Prompt.
Below are some records; retype all of them exactly.

-=-=-=-=-

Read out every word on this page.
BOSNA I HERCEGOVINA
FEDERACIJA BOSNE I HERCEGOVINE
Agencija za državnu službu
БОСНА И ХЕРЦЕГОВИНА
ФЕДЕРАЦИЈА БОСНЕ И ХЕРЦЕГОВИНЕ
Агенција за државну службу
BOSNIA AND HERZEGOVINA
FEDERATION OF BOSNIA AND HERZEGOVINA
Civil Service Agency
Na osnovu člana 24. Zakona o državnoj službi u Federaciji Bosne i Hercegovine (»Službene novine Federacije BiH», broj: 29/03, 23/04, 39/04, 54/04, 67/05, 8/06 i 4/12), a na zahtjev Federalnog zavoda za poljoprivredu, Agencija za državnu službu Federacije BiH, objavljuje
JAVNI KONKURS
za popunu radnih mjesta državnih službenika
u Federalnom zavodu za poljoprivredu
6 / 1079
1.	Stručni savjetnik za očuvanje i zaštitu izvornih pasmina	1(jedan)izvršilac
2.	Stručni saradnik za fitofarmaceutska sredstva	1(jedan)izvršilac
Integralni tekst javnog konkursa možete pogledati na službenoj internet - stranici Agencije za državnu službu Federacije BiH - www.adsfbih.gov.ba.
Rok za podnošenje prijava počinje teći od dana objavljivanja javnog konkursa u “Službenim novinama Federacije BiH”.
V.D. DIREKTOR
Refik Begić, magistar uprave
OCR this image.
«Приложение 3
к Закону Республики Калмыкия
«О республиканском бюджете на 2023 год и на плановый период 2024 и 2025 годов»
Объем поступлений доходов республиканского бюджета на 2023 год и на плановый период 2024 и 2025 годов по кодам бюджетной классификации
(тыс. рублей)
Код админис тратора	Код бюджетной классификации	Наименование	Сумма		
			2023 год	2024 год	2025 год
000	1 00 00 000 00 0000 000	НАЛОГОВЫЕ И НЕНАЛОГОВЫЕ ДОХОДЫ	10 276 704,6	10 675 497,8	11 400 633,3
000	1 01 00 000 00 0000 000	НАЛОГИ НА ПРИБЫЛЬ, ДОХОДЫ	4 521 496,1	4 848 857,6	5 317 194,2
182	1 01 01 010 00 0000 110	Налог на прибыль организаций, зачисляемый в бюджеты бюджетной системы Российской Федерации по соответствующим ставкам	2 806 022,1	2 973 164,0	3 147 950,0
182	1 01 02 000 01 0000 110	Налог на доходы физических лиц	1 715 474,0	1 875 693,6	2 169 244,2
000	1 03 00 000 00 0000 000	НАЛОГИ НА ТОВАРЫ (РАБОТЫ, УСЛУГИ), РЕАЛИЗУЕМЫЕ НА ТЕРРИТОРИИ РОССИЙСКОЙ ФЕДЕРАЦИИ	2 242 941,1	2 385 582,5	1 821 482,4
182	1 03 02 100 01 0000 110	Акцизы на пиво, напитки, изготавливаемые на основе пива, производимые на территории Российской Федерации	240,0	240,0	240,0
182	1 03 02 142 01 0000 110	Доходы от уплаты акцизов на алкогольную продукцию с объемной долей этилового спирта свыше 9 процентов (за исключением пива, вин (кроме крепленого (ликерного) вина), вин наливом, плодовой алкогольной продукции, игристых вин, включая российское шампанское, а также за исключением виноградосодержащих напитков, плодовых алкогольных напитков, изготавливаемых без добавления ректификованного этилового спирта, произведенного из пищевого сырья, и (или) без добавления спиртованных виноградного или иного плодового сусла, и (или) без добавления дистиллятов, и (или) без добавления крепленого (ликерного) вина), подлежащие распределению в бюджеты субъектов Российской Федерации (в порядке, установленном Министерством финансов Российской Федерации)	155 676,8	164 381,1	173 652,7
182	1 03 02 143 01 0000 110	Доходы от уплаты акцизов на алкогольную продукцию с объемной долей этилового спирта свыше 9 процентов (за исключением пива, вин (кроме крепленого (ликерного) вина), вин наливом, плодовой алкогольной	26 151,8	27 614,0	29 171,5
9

-=-=-=-=-

Expected output.
Read out every word on this page.
BOSNA I HERCEGOVINA
FEDERACIJA BOSNE I HERCEGOVINE
Agencija za državnu službu
БОСНА И ХЕРЦЕГОВИНА
ФЕДЕРАЦИЈА БОСНЕ И ХЕРЦЕГОВИНЕ
Агенција за државну службу
BOSNIA AND HERZEGOVINA
FEDERATION OF BOSNIA AND HERZEGOVINA
Civil Service Agency
Na osnovu člana 24. Zakona o državnoj službi u Federaciji Bosne i Hercegovine (»Službene novine Federacije BiH», broj: 29/03, 23/04, 39/04, 54/04, 67/05, 8/06 i 4/12), a na zahtjev Federalnog zavoda za poljoprivredu, Agencija za državnu službu Federacije BiH, objavljuje
JAVNI KONKURS
za popunu radnih mjesta državnih službenika
u Federalnom zavodu za poljoprivredu
6 / 1079
1.	Stručni savjetnik za očuvanje i zaštitu izvornih pasmina	1(jedan)izvršilac
2.	Stručni saradnik za fitofarmaceutska sredstva	1(jedan)izvršilac
Integralni tekst javnog konkursa možete pogledati na službenoj internet - stranici Agencije za državnu službu Federacije BiH - www.adsfbih.gov.ba.
Rok za podnošenje prijava počinje teći od dana objavljivanja javnog konkursa u “Službenim novinama Federacije BiH”.
V.D. DIREKTOR
Refik Begić, magistar uprave
OCR this image.
«Приложение 3
к Закону Республики Калмыкия
«О республиканском бюджете на 2023 год и на плановый период 2024 и 2025 годов»
Объем поступлений доходов республиканского бюджета на 2023 год и на плановый период 2024 и 2025 годов по кодам бюджетной классификации
(тыс. рублей)
Код админис тратора	Код бюджетной классификации	Наименование	Сумма		
			2023 год	2024 год	2025 год
000	1 00 00 000 00 0000 000	НАЛОГОВЫЕ И НЕНАЛОГОВЫЕ ДОХОДЫ	10 276 704,6	10 675 497,8	11 400 633,3
000	1 01 00 000 00 0000 000	НАЛОГИ НА ПРИБЫЛЬ, ДОХОДЫ	4 521 496,1	4 848 857,6	5 317 194,2
182	1 01 01 010 00 0000 110	Налог на прибыль организаций, зачисляемый в бюджеты бюджетной системы Российской Федерации по соответствующим ставкам	2 806 022,1	2 973 164,0	3 147 950,0
182	1 01 02 000 01 0000 110	Налог на доходы физических лиц	1 715 474,0	1 875 693,6	2 169 244,2
000	1 03 00 000 00 0000 000	НАЛОГИ НА ТОВАРЫ (РАБОТЫ, УСЛУГИ), РЕАЛИЗУЕМЫЕ НА ТЕРРИТОРИИ РОССИЙСКОЙ ФЕДЕРАЦИИ	2 242 941,1	2 385 582,5	1 821 482,4
182	1 03 02 100 01 0000 110	Акцизы на пиво, напитки, изготавливаемые на основе пива, производимые на территории Российской Федерации	240,0	240,0	240,0
182	1 03 02 142 01 0000 110	Доходы от уплаты акцизов на алкогольную продукцию с объемной долей этилового спирта свыше 9 процентов (за исключением пива, вин (кроме крепленого (ликерного) вина), вин наливом, плодовой алкогольной продукции, игристых вин, включая российское шампанское, а также за исключением виноградосодержащих напитков, плодовых алкогольных напитков, изготавливаемых без добавления ректификованного этилового спирта, произведенного из пищевого сырья, и (или) без добавления спиртованных виноградного или иного плодового сусла, и (или) без добавления дистиллятов, и (или) без добавления крепленого (ликерного) вина), подлежащие распределению в бюджеты субъектов Российской Федерации (в порядке, установленном Министерством финансов Российской Федерации)	155 676,8	164 381,1	173 652,7
182	1 03 02 143 01 0000 110	Доходы от уплаты акцизов на алкогольную продукцию с объемной долей этилового спирта свыше 9 процентов (за исключением пива, вин (кроме крепленого (ликерного) вина), вин наливом, плодовой алкогольной	26 151,8	27 614,0	29 171,5
9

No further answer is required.